-- Required work --
Find all the lines with "контрольных" and gather them.

-- Material provided --

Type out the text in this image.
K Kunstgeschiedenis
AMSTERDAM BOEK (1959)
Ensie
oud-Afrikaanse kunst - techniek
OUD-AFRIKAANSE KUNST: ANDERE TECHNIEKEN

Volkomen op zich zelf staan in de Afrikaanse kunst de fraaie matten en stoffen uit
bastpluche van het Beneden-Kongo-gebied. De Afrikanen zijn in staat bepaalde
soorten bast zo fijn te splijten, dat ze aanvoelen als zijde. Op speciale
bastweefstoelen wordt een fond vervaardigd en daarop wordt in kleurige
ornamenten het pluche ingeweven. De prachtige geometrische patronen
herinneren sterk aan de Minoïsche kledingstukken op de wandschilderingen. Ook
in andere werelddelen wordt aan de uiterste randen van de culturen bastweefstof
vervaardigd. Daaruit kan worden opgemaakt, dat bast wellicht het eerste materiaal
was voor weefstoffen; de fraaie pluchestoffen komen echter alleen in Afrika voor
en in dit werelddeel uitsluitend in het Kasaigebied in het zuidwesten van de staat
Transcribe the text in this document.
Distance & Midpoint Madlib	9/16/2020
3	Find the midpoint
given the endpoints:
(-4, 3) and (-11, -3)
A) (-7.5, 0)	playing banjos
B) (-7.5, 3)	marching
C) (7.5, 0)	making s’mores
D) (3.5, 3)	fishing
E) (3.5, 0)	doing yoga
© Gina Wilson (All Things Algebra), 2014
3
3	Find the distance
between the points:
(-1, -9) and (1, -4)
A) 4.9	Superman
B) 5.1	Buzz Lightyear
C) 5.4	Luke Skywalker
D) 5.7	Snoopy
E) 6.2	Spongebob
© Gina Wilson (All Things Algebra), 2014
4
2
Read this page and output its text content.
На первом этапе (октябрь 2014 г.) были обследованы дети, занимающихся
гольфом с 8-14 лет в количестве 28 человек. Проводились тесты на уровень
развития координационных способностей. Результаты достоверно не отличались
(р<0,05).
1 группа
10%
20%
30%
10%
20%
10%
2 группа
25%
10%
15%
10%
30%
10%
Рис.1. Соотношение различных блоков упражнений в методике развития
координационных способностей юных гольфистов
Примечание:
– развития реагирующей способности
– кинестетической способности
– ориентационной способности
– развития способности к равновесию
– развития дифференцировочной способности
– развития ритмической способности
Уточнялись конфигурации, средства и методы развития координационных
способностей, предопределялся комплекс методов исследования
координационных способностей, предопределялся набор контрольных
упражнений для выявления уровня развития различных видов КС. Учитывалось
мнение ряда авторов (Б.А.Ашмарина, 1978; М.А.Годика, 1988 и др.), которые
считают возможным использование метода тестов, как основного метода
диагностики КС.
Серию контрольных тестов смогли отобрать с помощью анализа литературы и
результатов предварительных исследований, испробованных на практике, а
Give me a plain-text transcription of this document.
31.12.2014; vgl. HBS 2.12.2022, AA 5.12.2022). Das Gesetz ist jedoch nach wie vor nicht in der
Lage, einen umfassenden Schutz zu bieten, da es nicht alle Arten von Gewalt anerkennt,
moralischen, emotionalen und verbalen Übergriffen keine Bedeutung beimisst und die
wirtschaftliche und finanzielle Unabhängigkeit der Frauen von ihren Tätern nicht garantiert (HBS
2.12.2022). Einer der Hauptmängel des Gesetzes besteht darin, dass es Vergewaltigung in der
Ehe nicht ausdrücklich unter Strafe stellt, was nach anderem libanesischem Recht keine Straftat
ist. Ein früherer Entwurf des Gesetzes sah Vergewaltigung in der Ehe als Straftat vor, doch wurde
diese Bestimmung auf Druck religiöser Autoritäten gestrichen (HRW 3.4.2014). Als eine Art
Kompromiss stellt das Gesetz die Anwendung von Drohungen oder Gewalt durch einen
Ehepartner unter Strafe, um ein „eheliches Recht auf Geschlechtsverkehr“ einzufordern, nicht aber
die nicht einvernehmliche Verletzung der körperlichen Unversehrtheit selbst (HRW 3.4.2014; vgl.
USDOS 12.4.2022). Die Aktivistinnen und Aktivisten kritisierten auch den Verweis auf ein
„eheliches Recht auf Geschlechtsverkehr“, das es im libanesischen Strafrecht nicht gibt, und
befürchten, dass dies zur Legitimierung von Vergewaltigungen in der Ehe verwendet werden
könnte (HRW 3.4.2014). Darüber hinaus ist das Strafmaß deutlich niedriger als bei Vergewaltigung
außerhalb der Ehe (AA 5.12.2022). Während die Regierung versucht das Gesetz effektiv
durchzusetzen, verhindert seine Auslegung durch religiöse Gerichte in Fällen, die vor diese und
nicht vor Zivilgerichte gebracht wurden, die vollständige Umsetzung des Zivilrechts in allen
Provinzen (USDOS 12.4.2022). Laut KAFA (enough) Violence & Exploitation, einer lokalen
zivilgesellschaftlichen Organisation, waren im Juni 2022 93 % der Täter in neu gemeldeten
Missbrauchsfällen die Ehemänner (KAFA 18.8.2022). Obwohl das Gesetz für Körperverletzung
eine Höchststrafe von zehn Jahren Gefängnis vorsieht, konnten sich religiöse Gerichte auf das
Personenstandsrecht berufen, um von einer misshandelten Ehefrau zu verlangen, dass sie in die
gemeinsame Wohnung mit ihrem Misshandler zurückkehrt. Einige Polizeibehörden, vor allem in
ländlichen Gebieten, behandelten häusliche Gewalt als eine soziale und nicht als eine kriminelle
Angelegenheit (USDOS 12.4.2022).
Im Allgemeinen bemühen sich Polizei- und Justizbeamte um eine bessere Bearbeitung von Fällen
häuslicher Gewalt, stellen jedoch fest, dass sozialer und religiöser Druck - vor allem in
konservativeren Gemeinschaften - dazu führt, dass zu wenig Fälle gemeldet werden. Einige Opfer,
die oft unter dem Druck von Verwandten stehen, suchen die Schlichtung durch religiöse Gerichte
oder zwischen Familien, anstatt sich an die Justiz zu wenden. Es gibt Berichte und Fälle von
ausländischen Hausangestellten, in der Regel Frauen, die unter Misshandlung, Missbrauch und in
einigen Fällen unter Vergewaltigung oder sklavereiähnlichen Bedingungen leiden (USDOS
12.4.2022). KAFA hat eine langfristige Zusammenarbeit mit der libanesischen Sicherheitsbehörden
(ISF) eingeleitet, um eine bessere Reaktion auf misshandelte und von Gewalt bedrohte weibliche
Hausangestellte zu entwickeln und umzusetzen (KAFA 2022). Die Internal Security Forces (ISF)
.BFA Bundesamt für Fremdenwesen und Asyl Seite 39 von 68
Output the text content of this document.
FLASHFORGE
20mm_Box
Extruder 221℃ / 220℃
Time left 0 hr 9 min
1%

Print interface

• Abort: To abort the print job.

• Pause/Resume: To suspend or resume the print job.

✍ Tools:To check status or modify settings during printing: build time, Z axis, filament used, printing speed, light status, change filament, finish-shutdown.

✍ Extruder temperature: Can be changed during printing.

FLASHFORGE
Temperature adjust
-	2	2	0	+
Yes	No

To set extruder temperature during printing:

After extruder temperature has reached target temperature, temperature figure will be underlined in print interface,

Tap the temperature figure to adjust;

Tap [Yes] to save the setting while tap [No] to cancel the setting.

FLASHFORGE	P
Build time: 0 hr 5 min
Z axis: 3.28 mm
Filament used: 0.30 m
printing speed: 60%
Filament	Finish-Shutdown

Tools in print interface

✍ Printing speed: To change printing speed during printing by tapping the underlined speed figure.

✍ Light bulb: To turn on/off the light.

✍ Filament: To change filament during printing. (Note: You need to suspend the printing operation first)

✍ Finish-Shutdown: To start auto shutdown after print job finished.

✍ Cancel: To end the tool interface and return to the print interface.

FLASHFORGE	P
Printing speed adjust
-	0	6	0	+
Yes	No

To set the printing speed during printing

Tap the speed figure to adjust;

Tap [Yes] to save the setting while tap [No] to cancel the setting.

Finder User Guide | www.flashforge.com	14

-- Complete answer --
координационных способностей, предопределялся набор контрольных
Серию контрольных тестов смогли отобрать с помощью анализа литературы и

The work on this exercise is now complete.